>>>>
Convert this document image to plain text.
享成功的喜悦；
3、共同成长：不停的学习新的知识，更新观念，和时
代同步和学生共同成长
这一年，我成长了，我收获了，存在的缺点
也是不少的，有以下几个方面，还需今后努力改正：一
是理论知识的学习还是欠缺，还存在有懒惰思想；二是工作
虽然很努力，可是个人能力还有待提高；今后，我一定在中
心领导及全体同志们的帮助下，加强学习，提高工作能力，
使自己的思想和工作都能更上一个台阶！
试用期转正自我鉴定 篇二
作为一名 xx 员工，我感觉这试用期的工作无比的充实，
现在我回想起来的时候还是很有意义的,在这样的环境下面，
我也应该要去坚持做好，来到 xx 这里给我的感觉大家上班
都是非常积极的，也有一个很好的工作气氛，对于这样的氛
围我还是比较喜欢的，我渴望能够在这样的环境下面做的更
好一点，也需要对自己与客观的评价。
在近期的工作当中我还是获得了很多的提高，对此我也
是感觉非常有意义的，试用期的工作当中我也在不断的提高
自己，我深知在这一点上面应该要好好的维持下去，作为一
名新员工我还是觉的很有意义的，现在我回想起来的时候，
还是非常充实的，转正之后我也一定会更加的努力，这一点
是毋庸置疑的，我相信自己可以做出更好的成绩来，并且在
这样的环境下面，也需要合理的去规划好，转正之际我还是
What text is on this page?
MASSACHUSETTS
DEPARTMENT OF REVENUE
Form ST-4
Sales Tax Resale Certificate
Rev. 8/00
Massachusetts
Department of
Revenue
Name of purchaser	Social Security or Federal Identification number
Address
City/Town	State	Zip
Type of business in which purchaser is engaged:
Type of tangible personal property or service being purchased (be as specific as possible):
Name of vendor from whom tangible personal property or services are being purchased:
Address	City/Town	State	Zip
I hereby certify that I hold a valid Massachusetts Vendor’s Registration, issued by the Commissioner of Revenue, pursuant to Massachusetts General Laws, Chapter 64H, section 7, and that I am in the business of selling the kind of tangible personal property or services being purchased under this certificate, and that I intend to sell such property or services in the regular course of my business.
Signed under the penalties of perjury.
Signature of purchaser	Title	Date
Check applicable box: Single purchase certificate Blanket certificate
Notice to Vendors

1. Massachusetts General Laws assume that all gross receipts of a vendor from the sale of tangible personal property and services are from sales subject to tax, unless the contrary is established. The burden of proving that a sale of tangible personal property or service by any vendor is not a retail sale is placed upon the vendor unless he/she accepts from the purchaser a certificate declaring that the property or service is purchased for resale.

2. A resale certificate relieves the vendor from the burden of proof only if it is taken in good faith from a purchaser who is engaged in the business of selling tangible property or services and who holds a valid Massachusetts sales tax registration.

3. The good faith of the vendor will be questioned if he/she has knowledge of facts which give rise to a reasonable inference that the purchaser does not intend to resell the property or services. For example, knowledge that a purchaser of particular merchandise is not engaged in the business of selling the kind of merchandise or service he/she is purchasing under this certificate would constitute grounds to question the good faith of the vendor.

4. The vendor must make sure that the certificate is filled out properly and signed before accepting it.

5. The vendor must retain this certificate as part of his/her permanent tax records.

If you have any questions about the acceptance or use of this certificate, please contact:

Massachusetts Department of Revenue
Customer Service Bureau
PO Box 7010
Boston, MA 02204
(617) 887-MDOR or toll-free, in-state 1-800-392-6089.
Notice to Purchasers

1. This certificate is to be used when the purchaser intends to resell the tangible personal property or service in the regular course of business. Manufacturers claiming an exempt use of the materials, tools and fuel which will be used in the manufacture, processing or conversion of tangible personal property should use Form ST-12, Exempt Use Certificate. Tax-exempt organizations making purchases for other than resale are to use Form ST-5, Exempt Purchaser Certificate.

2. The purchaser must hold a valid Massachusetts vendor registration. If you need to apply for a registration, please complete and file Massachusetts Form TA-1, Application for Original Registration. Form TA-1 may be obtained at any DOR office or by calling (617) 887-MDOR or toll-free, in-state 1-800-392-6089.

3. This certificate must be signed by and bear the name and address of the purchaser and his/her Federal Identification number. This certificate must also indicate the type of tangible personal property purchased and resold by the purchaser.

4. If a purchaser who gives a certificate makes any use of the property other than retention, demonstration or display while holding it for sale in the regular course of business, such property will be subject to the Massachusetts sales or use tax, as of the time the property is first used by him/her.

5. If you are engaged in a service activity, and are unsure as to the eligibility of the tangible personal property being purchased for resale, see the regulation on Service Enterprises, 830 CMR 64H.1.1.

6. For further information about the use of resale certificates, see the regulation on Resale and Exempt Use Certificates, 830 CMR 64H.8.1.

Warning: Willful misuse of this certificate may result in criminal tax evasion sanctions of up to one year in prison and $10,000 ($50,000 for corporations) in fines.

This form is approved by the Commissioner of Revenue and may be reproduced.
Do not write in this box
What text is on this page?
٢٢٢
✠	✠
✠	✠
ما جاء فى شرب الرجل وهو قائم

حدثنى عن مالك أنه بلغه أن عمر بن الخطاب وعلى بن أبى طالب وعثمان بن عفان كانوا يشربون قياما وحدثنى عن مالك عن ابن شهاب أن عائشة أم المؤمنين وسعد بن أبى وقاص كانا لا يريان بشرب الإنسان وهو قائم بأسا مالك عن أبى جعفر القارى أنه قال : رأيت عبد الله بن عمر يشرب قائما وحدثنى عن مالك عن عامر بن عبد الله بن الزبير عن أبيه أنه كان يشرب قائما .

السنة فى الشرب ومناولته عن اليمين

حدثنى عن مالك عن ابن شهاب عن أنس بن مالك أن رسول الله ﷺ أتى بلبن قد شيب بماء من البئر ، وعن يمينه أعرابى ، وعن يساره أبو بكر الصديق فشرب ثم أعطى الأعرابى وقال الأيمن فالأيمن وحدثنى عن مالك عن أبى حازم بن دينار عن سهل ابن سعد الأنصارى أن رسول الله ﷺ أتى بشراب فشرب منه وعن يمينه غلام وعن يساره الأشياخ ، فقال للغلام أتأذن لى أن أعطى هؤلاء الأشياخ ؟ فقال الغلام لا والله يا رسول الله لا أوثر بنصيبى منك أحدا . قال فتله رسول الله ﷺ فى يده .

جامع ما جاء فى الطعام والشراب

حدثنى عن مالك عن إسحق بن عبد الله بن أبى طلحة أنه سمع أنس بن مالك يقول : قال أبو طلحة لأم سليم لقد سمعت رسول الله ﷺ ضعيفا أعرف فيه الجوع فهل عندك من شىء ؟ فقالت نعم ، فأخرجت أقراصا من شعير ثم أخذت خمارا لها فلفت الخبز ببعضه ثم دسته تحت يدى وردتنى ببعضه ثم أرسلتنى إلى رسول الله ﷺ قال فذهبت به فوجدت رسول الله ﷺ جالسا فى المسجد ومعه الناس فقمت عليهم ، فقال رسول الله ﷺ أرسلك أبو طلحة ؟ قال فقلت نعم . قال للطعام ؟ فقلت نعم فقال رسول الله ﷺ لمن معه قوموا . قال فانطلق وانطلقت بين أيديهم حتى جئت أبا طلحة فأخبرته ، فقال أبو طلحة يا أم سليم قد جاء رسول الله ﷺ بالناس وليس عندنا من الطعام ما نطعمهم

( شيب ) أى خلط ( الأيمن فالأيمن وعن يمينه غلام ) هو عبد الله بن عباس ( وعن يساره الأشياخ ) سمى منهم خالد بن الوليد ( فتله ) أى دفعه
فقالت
<<<<
*TASK GOAL*.
Copy out all of the data exactly, leaving nothing out.

*TASK RESULT*.
Convert this document image to plain text.
享成功的喜悦；
3、共同成长：不停的学习新的知识，更新观念，和时
代同步和学生共同成长
这一年，我成长了，我收获了，存在的缺点
也是不少的，有以下几个方面，还需今后努力改正：一
是理论知识的学习还是欠缺，还存在有懒惰思想；二是工作
虽然很努力，可是个人能力还有待提高；今后，我一定在中
心领导及全体同志们的帮助下，加强学习，提高工作能力，
使自己的思想和工作都能更上一个台阶！
试用期转正自我鉴定 篇二
作为一名 xx 员工，我感觉这试用期的工作无比的充实，
现在我回想起来的时候还是很有意义的,在这样的环境下面，
我也应该要去坚持做好，来到 xx 这里给我的感觉大家上班
都是非常积极的，也有一个很好的工作气氛，对于这样的氛
围我还是比较喜欢的，我渴望能够在这样的环境下面做的更
好一点，也需要对自己与客观的评价。
在近期的工作当中我还是获得了很多的提高，对此我也
是感觉非常有意义的，试用期的工作当中我也在不断的提高
自己，我深知在这一点上面应该要好好的维持下去，作为一
名新员工我还是觉的很有意义的，现在我回想起来的时候，
还是非常充实的，转正之后我也一定会更加的努力，这一点
是毋庸置疑的，我相信自己可以做出更好的成绩来，并且在
这样的环境下面，也需要合理的去规划好，转正之际我还是
What text is on this page?
MASSACHUSETTS
DEPARTMENT OF REVENUE
Form ST-4
Sales Tax Resale Certificate
Rev. 8/00
Massachusetts
Department of
Revenue
Name of purchaser	Social Security or Federal Identification number
Address
City/Town	State	Zip
Type of business in which purchaser is engaged:
Type of tangible personal property or service being purchased (be as specific as possible):
Name of vendor from whom tangible personal property or services are being purchased:
Address	City/Town	State	Zip
I hereby certify that I hold a valid Massachusetts Vendor’s Registration, issued by the Commissioner of Revenue, pursuant to Massachusetts General Laws, Chapter 64H, section 7, and that I am in the business of selling the kind of tangible personal property or services being purchased under this certificate, and that I intend to sell such property or services in the regular course of my business.
Signed under the penalties of perjury.
Signature of purchaser	Title	Date
Check applicable box: Single purchase certificate Blanket certificate
Notice to Vendors

1. Massachusetts General Laws assume that all gross receipts of a vendor from the sale of tangible personal property and services are from sales subject to tax, unless the contrary is established. The burden of proving that a sale of tangible personal property or service by any vendor is not a retail sale is placed upon the vendor unless he/she accepts from the purchaser a certificate declaring that the property or service is purchased for resale.

2. A resale certificate relieves the vendor from the burden of proof only if it is taken in good faith from a purchaser who is engaged in the business of selling tangible property or services and who holds a valid Massachusetts sales tax registration.

3. The good faith of the vendor will be questioned if he/she has knowledge of facts which give rise to a reasonable inference that the purchaser does not intend to resell the property or services. For example, knowledge that a purchaser of particular merchandise is not engaged in the business of selling the kind of merchandise or service he/she is purchasing under this certificate would constitute grounds to question the good faith of the vendor.

4. The vendor must make sure that the certificate is filled out properly and signed before accepting it.

5. The vendor must retain this certificate as part of his/her permanent tax records.

If you have any questions about the acceptance or use of this certificate, please contact:

Massachusetts Department of Revenue
Customer Service Bureau
PO Box 7010
Boston, MA 02204
(617) 887-MDOR or toll-free, in-state 1-800-392-6089.
Notice to Purchasers

1. This certificate is to be used when the purchaser intends to resell the tangible personal property or service in the regular course of business. Manufacturers claiming an exempt use of the materials, tools and fuel which will be used in the manufacture, processing or conversion of tangible personal property should use Form ST-12, Exempt Use Certificate. Tax-exempt organizations making purchases for other than resale are to use Form ST-5, Exempt Purchaser Certificate.

2. The purchaser must hold a valid Massachusetts vendor registration. If you need to apply for a registration, please complete and file Massachusetts Form TA-1, Application for Original Registration. Form TA-1 may be obtained at any DOR office or by calling (617) 887-MDOR or toll-free, in-state 1-800-392-6089.

3. This certificate must be signed by and bear the name and address of the purchaser and his/her Federal Identification number. This certificate must also indicate the type of tangible personal property purchased and resold by the purchaser.

4. If a purchaser who gives a certificate makes any use of the property other than retention, demonstration or display while holding it for sale in the regular course of business, such property will be subject to the Massachusetts sales or use tax, as of the time the property is first used by him/her.

5. If you are engaged in a service activity, and are unsure as to the eligibility of the tangible personal property being purchased for resale, see the regulation on Service Enterprises, 830 CMR 64H.1.1.

6. For further information about the use of resale certificates, see the regulation on Resale and Exempt Use Certificates, 830 CMR 64H.8.1.

Warning: Willful misuse of this certificate may result in criminal tax evasion sanctions of up to one year in prison and $10,000 ($50,000 for corporations) in fines.

This form is approved by the Commissioner of Revenue and may be reproduced.
Do not write in this box
What text is on this page?
٢٢٢
✠	✠
✠	✠
ما جاء فى شرب الرجل وهو قائم

حدثنى عن مالك أنه بلغه أن عمر بن الخطاب وعلى بن أبى طالب وعثمان بن عفان كانوا يشربون قياما وحدثنى عن مالك عن ابن شهاب أن عائشة أم المؤمنين وسعد بن أبى وقاص كانا لا يريان بشرب الإنسان وهو قائم بأسا مالك عن أبى جعفر القارى أنه قال : رأيت عبد الله بن عمر يشرب قائما وحدثنى عن مالك عن عامر بن عبد الله بن الزبير عن أبيه أنه كان يشرب قائما .

السنة فى الشرب ومناولته عن اليمين

حدثنى عن مالك عن ابن شهاب عن أنس بن مالك أن رسول الله ﷺ أتى بلبن قد شيب بماء من البئر ، وعن يمينه أعرابى ، وعن يساره أبو بكر الصديق فشرب ثم أعطى الأعرابى وقال الأيمن فالأيمن وحدثنى عن مالك عن أبى حازم بن دينار عن سهل ابن سعد الأنصارى أن رسول الله ﷺ أتى بشراب فشرب منه وعن يمينه غلام وعن يساره الأشياخ ، فقال للغلام أتأذن لى أن أعطى هؤلاء الأشياخ ؟ فقال الغلام لا والله يا رسول الله لا أوثر بنصيبى منك أحدا . قال فتله رسول الله ﷺ فى يده .

جامع ما جاء فى الطعام والشراب

حدثنى عن مالك عن إسحق بن عبد الله بن أبى طلحة أنه سمع أنس بن مالك يقول : قال أبو طلحة لأم سليم لقد سمعت رسول الله ﷺ ضعيفا أعرف فيه الجوع فهل عندك من شىء ؟ فقالت نعم ، فأخرجت أقراصا من شعير ثم أخذت خمارا لها فلفت الخبز ببعضه ثم دسته تحت يدى وردتنى ببعضه ثم أرسلتنى إلى رسول الله ﷺ قال فذهبت به فوجدت رسول الله ﷺ جالسا فى المسجد ومعه الناس فقمت عليهم ، فقال رسول الله ﷺ أرسلك أبو طلحة ؟ قال فقلت نعم . قال للطعام ؟ فقلت نعم فقال رسول الله ﷺ لمن معه قوموا . قال فانطلق وانطلقت بين أيديهم حتى جئت أبا طلحة فأخبرته ، فقال أبو طلحة يا أم سليم قد جاء رسول الله ﷺ بالناس وليس عندنا من الطعام ما نطعمهم

( شيب ) أى خلط ( الأيمن فالأيمن وعن يمينه غلام ) هو عبد الله بن عباس ( وعن يساره الأشياخ ) سمى منهم خالد بن الوليد ( فتله ) أى دفعه
فقالت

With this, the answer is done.